◆ WRITTEN PROBLEM
Write out, word for word, every line from the one containing "Read all visible content and emit it as JSON." through the last line of the records below, both ends included.

◆ EXCERPTED RECORDS
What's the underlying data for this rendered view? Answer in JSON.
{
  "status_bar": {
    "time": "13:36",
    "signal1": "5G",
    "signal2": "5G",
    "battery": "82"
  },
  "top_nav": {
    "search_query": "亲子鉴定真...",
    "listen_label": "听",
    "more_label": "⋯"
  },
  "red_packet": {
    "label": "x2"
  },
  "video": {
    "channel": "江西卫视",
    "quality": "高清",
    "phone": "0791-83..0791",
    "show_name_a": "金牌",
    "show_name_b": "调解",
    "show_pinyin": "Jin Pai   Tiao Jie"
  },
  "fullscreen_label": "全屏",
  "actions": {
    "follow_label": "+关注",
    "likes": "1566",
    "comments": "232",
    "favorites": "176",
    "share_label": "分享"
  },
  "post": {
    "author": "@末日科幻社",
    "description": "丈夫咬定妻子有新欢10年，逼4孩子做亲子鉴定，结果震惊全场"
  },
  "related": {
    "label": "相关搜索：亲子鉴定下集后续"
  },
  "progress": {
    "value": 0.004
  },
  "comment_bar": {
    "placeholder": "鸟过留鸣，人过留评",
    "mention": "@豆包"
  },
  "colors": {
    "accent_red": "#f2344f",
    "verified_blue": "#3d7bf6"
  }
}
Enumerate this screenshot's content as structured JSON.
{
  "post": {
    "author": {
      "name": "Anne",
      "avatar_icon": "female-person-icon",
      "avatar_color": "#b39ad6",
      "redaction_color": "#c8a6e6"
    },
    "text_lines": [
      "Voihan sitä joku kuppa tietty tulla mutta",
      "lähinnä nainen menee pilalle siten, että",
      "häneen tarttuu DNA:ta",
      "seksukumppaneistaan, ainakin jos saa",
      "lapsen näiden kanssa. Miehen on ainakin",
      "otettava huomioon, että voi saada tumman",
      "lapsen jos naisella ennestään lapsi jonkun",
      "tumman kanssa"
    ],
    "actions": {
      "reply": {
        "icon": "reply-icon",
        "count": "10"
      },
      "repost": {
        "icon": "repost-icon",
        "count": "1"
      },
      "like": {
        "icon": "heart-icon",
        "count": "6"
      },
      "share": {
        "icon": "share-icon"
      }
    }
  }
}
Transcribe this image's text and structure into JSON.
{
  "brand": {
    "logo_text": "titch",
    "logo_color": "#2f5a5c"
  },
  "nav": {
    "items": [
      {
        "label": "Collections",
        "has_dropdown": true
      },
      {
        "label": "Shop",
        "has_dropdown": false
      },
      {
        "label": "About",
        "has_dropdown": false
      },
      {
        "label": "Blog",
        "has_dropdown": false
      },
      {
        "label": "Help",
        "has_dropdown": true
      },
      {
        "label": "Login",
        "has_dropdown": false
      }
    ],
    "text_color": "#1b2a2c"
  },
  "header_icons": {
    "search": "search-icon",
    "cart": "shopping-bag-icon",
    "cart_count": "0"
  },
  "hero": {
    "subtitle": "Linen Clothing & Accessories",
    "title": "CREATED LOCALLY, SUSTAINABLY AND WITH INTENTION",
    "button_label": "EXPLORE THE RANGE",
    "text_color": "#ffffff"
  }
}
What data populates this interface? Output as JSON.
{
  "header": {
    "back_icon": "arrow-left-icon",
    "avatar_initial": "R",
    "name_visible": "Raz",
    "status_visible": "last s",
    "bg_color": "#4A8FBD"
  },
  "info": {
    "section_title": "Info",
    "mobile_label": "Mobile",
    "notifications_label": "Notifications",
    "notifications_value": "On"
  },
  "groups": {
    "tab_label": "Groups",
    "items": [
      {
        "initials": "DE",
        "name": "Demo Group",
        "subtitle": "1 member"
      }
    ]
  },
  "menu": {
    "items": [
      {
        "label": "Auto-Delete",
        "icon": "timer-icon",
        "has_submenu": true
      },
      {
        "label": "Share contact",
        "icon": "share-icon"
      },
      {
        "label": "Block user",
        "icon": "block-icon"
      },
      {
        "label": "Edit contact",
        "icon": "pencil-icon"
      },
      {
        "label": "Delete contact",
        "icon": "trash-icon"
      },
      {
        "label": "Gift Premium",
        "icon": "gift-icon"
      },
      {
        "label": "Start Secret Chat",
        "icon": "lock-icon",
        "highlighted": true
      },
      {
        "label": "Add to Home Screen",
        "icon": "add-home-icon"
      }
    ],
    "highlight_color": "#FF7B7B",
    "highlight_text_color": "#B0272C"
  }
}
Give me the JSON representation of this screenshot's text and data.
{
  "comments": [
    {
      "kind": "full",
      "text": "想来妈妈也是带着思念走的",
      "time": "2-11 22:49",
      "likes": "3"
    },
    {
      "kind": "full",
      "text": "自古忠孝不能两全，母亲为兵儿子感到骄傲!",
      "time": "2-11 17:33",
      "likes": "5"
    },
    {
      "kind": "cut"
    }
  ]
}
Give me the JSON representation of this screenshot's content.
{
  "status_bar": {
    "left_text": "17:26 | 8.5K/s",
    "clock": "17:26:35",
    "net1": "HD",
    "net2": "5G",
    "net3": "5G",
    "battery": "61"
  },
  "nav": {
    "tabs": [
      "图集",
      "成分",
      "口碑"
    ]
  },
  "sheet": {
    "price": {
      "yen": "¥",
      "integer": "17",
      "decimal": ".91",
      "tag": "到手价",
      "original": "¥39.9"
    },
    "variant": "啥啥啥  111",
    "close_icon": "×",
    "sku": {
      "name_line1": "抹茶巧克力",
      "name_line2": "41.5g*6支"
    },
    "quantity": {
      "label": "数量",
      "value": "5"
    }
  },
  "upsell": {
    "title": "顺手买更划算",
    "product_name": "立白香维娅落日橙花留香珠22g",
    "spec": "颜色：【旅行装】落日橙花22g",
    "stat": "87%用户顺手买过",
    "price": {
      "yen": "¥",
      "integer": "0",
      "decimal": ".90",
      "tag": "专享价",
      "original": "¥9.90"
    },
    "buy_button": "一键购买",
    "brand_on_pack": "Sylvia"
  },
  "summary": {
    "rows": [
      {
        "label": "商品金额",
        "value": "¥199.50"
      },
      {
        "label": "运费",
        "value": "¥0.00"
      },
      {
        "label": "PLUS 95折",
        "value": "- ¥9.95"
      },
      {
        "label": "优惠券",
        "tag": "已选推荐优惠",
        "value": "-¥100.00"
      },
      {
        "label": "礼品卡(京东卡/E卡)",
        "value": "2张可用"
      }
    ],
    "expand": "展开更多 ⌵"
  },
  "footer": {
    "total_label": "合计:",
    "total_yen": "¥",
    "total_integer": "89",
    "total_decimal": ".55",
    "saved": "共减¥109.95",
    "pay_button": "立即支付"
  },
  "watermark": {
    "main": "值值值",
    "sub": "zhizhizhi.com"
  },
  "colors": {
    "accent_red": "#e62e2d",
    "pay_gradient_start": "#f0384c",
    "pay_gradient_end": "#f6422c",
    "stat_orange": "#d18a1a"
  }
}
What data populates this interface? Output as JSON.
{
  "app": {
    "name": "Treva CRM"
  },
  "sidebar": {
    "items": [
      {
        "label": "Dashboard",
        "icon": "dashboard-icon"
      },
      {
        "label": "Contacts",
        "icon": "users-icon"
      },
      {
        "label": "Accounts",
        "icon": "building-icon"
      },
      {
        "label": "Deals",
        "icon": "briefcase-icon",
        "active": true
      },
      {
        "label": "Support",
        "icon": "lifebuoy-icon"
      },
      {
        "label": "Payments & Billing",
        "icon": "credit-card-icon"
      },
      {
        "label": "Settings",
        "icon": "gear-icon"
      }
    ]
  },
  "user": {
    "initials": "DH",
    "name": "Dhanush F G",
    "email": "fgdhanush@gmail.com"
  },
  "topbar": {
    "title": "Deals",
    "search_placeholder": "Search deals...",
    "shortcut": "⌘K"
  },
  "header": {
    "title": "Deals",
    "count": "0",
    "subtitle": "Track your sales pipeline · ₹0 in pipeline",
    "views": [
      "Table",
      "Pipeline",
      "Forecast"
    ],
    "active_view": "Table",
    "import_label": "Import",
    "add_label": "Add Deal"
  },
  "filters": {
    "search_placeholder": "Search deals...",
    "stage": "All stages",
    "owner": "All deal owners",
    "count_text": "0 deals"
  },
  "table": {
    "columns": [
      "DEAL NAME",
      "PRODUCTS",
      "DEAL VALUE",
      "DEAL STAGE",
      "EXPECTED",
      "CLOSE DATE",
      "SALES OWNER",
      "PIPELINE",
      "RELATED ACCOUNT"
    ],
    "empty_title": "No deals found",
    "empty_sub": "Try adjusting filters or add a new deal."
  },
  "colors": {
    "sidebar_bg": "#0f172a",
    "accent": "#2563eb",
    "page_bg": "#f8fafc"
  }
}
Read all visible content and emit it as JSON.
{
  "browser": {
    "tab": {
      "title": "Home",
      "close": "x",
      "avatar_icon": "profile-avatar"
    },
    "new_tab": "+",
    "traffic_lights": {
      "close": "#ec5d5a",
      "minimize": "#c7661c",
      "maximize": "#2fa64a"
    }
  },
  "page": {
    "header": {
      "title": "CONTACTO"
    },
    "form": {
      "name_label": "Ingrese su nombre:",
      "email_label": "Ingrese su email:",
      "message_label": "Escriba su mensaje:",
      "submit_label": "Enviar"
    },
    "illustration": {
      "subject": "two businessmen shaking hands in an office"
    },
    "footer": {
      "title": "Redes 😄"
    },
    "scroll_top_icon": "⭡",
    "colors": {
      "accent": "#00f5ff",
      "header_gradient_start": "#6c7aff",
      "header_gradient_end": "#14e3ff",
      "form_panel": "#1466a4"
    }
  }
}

◆ FULL OUTPUT
Read all visible content and emit it as JSON.
{
  "browser": {
    "tab": {
      "title": "Home",
      "close": "x",
      "avatar_icon": "profile-avatar"
    },
    "new_tab": "+",
    "traffic_lights": {
      "close": "#ec5d5a",
      "minimize": "#c7661c",
      "maximize": "#2fa64a"
    }
  },
  "page": {
    "header": {
      "title": "CONTACTO"
    },
    "form": {
      "name_label": "Ingrese su nombre:",
      "email_label": "Ingrese su email:",
      "message_label": "Escriba su mensaje:",
      "submit_label": "Enviar"
    },
    "illustration": {
      "subject": "two businessmen shaking hands in an office"
    },
    "footer": {
      "title": "Redes 😄"
    },
    "scroll_top_icon": "⭡",
    "colors": {
      "accent": "#00f5ff",
      "header_gradient_start": "#6c7aff",
      "header_gradient_end": "#14e3ff",
      "form_panel": "#1466a4"
    }
  }
}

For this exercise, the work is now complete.